--- Begin ---

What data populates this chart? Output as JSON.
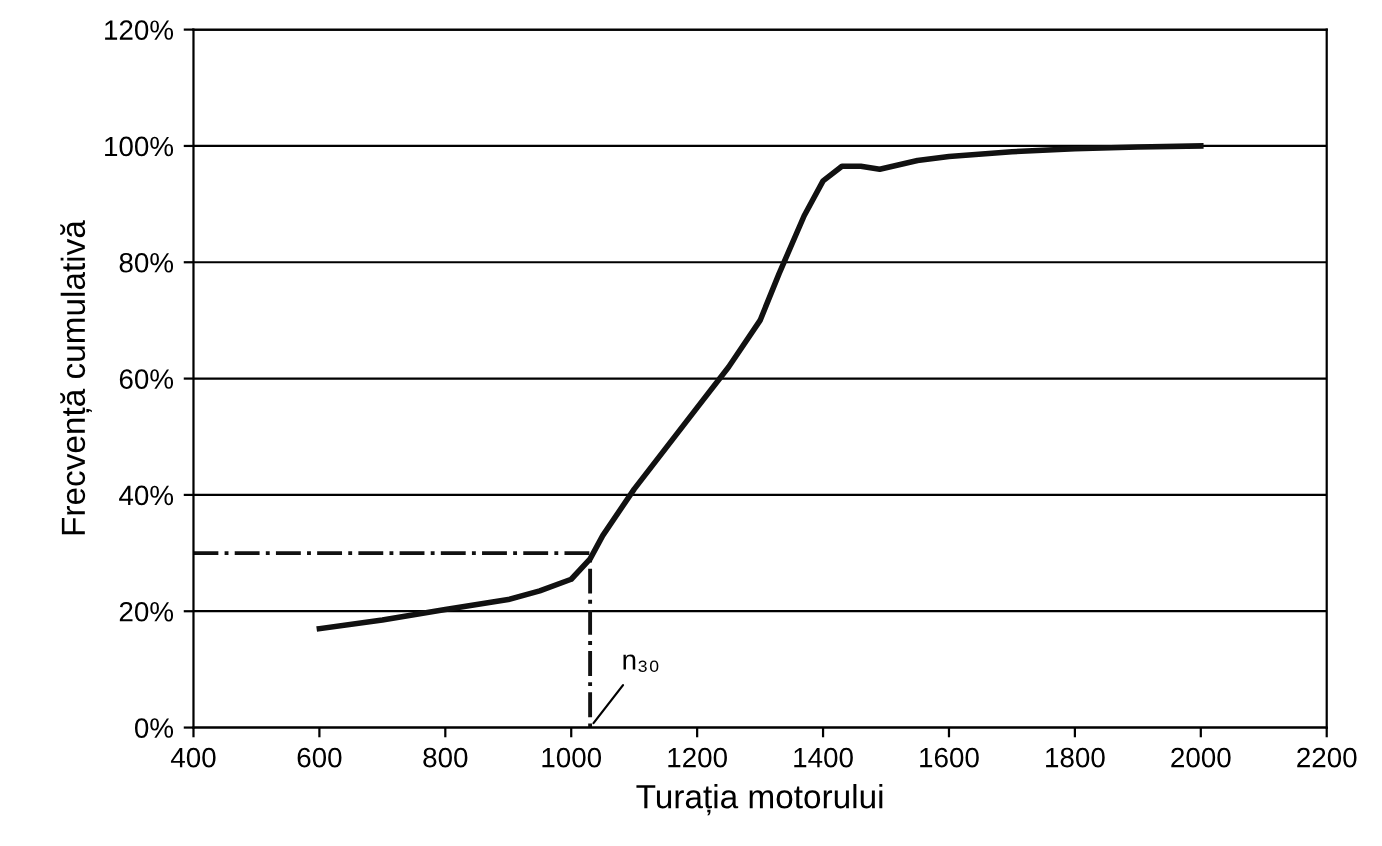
{
  "chart_data": {
    "type": "line",
    "xlabel": "Turația motorului",
    "ylabel": "Frecvență cumulativă",
    "xlim": [
      400,
      2200
    ],
    "xticks": [
      400,
      600,
      800,
      1000,
      1200,
      1400,
      1600,
      1800,
      2000,
      2200
    ],
    "ylim": [
      0,
      120
    ],
    "yticks": [
      {
        "value": 0,
        "label": "0%"
      },
      {
        "value": 20,
        "label": "20%"
      },
      {
        "value": 40,
        "label": "40%"
      },
      {
        "value": 60,
        "label": "60%"
      },
      {
        "value": 80,
        "label": "80%"
      },
      {
        "value": 100,
        "label": "100%"
      },
      {
        "value": 120,
        "label": "120%"
      }
    ],
    "grid": "y",
    "legend": false,
    "marker": "none",
    "series": [
      {
        "color": "#111111",
        "line_style": "solid",
        "x": [
          600,
          700,
          800,
          900,
          950,
          1000,
          1030,
          1050,
          1100,
          1150,
          1200,
          1250,
          1300,
          1330,
          1370,
          1400,
          1430,
          1460,
          1490,
          1550,
          1600,
          1700,
          1800,
          1900,
          2000
        ],
        "values": [
          17,
          18.5,
          20.3,
          22,
          23.5,
          25.5,
          29,
          33,
          41,
          48,
          55,
          62,
          70,
          78,
          88,
          94,
          96.5,
          96.5,
          96,
          97.5,
          98.2,
          99,
          99.5,
          99.8,
          100
        ]
      },
      {
        "color": "#111111",
        "line_style": "dashed",
        "x": [
          400,
          1030,
          1030
        ],
        "values": [
          30,
          30,
          0
        ]
      }
    ],
    "annotations": [
      {
        "text": "n₃₀",
        "x": 1030,
        "y": 0
      }
    ]
  }
}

--- End ---

→ WHAT THE EXERCISE ASKS
Verbatim reproduction of every record is required; images are left out.

→ SOLUTION
What data populates this chart? Output as JSON.
{
  "chart_data": {
    "type": "line",
    "xlabel": "Turația motorului",
    "ylabel": "Frecvență cumulativă",
    "xlim": [
      400,
      2200
    ],
    "xticks": [
      400,
      600,
      800,
      1000,
      1200,
      1400,
      1600,
      1800,
      2000,
      2200
    ],
    "ylim": [
      0,
      120
    ],
    "yticks": [
      {
        "value": 0,
        "label": "0%"
      },
      {
        "value": 20,
        "label": "20%"
      },
      {
        "value": 40,
        "label": "40%"
      },
      {
        "value": 60,
        "label": "60%"
      },
      {
        "value": 80,
        "label": "80%"
      },
      {
        "value": 100,
        "label": "100%"
      },
      {
        "value": 120,
        "label": "120%"
      }
    ],
    "grid": "y",
    "legend": false,
    "marker": "none",
    "series": [
      {
        "color": "#111111",
        "line_style": "solid",
        "x": [
          600,
          700,
          800,
          900,
          950,
          1000,
          1030,
          1050,
          1100,
          1150,
          1200,
          1250,
          1300,
          1330,
          1370,
          1400,
          1430,
          1460,
          1490,
          1550,
          1600,
          1700,
          1800,
          1900,
          2000
        ],
        "values": [
          17,
          18.5,
          20.3,
          22,
          23.5,
          25.5,
          29,
          33,
          41,
          48,
          55,
          62,
          70,
          78,
          88,
          94,
          96.5,
          96.5,
          96,
          97.5,
          98.2,
          99,
          99.5,
          99.8,
          100
        ]
      },
      {
        "color": "#111111",
        "line_style": "dashed",
        "x": [
          400,
          1030,
          1030
        ],
        "values": [
          30,
          30,
          0
        ]
      }
    ],
    "annotations": [
      {
        "text": "n₃₀",
        "x": 1030,
        "y": 0
      }
    ]
  }
}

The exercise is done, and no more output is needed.